> _Exercise goal_:
Turn each line of the items below into a numbered list, skipping any blank lines.

> _Data provided_:
┏━━
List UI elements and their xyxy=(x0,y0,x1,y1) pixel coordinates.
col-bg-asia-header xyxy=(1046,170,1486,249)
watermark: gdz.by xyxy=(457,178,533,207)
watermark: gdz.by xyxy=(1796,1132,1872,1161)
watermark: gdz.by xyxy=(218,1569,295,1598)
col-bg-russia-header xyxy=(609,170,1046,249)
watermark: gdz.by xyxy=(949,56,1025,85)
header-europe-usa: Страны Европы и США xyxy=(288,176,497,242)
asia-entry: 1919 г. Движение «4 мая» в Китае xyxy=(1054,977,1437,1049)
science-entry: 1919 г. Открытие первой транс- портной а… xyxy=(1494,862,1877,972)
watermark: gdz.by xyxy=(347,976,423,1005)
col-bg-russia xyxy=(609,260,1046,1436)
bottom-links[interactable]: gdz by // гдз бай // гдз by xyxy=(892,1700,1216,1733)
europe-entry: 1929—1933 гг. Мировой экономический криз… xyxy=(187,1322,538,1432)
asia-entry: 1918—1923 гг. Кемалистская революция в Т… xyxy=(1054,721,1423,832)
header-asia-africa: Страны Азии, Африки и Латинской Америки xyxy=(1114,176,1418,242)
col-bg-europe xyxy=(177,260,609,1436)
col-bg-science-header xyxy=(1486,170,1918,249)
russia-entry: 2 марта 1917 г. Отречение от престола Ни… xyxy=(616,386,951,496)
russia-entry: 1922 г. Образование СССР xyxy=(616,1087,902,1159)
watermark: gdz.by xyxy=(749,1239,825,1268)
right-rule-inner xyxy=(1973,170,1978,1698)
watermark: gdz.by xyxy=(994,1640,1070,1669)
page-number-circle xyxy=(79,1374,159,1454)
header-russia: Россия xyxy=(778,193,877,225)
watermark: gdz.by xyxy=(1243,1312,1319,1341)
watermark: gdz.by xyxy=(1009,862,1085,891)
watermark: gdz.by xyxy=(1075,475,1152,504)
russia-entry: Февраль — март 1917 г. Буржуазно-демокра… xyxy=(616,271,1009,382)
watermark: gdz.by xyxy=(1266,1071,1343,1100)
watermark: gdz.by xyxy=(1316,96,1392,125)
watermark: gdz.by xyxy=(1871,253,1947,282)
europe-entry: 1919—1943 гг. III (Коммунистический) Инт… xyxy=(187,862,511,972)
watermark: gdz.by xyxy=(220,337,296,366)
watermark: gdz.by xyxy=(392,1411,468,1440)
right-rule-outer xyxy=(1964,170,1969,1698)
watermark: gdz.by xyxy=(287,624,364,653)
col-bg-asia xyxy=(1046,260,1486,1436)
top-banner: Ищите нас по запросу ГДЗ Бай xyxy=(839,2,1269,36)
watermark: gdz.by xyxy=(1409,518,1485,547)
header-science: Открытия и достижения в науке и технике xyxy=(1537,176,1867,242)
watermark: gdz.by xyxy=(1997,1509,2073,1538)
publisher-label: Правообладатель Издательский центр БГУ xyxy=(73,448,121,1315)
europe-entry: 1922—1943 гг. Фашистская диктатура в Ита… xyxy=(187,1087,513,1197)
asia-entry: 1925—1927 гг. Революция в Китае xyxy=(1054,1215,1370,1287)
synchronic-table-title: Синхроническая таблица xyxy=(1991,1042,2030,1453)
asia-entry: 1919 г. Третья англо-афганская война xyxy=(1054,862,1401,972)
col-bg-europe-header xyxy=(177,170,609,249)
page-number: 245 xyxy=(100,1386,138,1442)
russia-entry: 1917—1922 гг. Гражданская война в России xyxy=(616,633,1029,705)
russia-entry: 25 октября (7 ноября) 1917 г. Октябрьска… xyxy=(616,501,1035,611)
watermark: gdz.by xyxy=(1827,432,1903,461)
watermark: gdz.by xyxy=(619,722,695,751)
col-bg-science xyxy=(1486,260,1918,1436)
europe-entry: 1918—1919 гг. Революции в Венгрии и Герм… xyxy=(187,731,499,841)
┗━━
> _Task output_:
1. List UI elements and their xyxy=(x0,y0,x1,y1) pixel coordinates.
2. col-bg-asia-header xyxy=(1046,170,1486,249)
3. watermark: gdz.by xyxy=(457,178,533,207)
4. watermark: gdz.by xyxy=(1796,1132,1872,1161)
5. watermark: gdz.by xyxy=(218,1569,295,1598)
6. col-bg-russia-header xyxy=(609,170,1046,249)
7. watermark: gdz.by xyxy=(949,56,1025,85)
8. header-europe-usa: Страны Европы и США xyxy=(288,176,497,242)
9. asia-entry: 1919 г. Движение «4 мая» в Китае xyxy=(1054,977,1437,1049)
10. science-entry: 1919 г. Открытие первой транс- портной а… xyxy=(1494,862,1877,972)
11. watermark: gdz.by xyxy=(347,976,423,1005)
12. col-bg-russia xyxy=(609,260,1046,1436)
13. bottom-links[interactable]: gdz by // гдз бай // гдз by xyxy=(892,1700,1216,1733)
14. europe-entry: 1929—1933 гг. Мировой экономический криз… xyxy=(187,1322,538,1432)
15. asia-entry: 1918—1923 гг. Кемалистская революция в Т… xyxy=(1054,721,1423,832)
16. header-asia-africa: Страны Азии, Африки и Латинской Америки xyxy=(1114,176,1418,242)
17. col-bg-europe xyxy=(177,260,609,1436)
18. col-bg-science-header xyxy=(1486,170,1918,249)
19. russia-entry: 2 марта 1917 г. Отречение от престола Ни… xyxy=(616,386,951,496)
20. russia-entry: 1922 г. Образование СССР xyxy=(616,1087,902,1159)
21. watermark: gdz.by xyxy=(749,1239,825,1268)
22. right-rule-inner xyxy=(1973,170,1978,1698)
23. watermark: gdz.by xyxy=(994,1640,1070,1669)
24. page-number-circle xyxy=(79,1374,159,1454)
25. header-russia: Россия xyxy=(778,193,877,225)
26. watermark: gdz.by xyxy=(1243,1312,1319,1341)
27. watermark: gdz.by xyxy=(1009,862,1085,891)
28. watermark: gdz.by xyxy=(1075,475,1152,504)
29. russia-entry: Февраль — март 1917 г. Буржуазно-демокра… xyxy=(616,271,1009,382)
30. watermark: gdz.by xyxy=(1266,1071,1343,1100)
31. watermark: gdz.by xyxy=(1316,96,1392,125)
32. watermark: gdz.by xyxy=(1871,253,1947,282)
33. europe-entry: 1919—1943 гг. III (Коммунистический) Инт… xyxy=(187,862,511,972)
34. watermark: gdz.by xyxy=(220,337,296,366)
35. watermark: gdz.by xyxy=(392,1411,468,1440)
36. right-rule-outer xyxy=(1964,170,1969,1698)
37. watermark: gdz.by xyxy=(287,624,364,653)
38. col-bg-asia xyxy=(1046,260,1486,1436)
39. top-banner: Ищите нас по запросу ГДЗ Бай xyxy=(839,2,1269,36)
40. watermark: gdz.by xyxy=(1409,518,1485,547)
41. header-science: Открытия и достижения в науке и технике xyxy=(1537,176,1867,242)
42. watermark: gdz.by xyxy=(1997,1509,2073,1538)
43. publisher-label: Правообладатель Издательский центр БГУ xyxy=(73,448,121,1315)
44. europe-entry: 1922—1943 гг. Фашистская диктатура в Ита… xyxy=(187,1087,513,1197)
45. asia-entry: 1925—1927 гг. Революция в Китае xyxy=(1054,1215,1370,1287)
46. synchronic-table-title: Синхроническая таблица xyxy=(1991,1042,2030,1453)
47. asia-entry: 1919 г. Третья англо-афганская война xyxy=(1054,862,1401,972)
48. col-bg-europe-header xyxy=(177,170,609,249)
49. page-number: 245 xyxy=(100,1386,138,1442)
50. russia-entry: 1917—1922 гг. Гражданская война в России xyxy=(616,633,1029,705)
51. russia-entry: 25 октября (7 ноября) 1917 г. Октябрьска… xyxy=(616,501,1035,611)
52. watermark: gdz.by xyxy=(1827,432,1903,461)
53. watermark: gdz.by xyxy=(619,722,695,751)
54. col-bg-science xyxy=(1486,260,1918,1436)
55. europe-entry: 1918—1919 гг. Революции в Венгрии и Герм… xyxy=(187,731,499,841)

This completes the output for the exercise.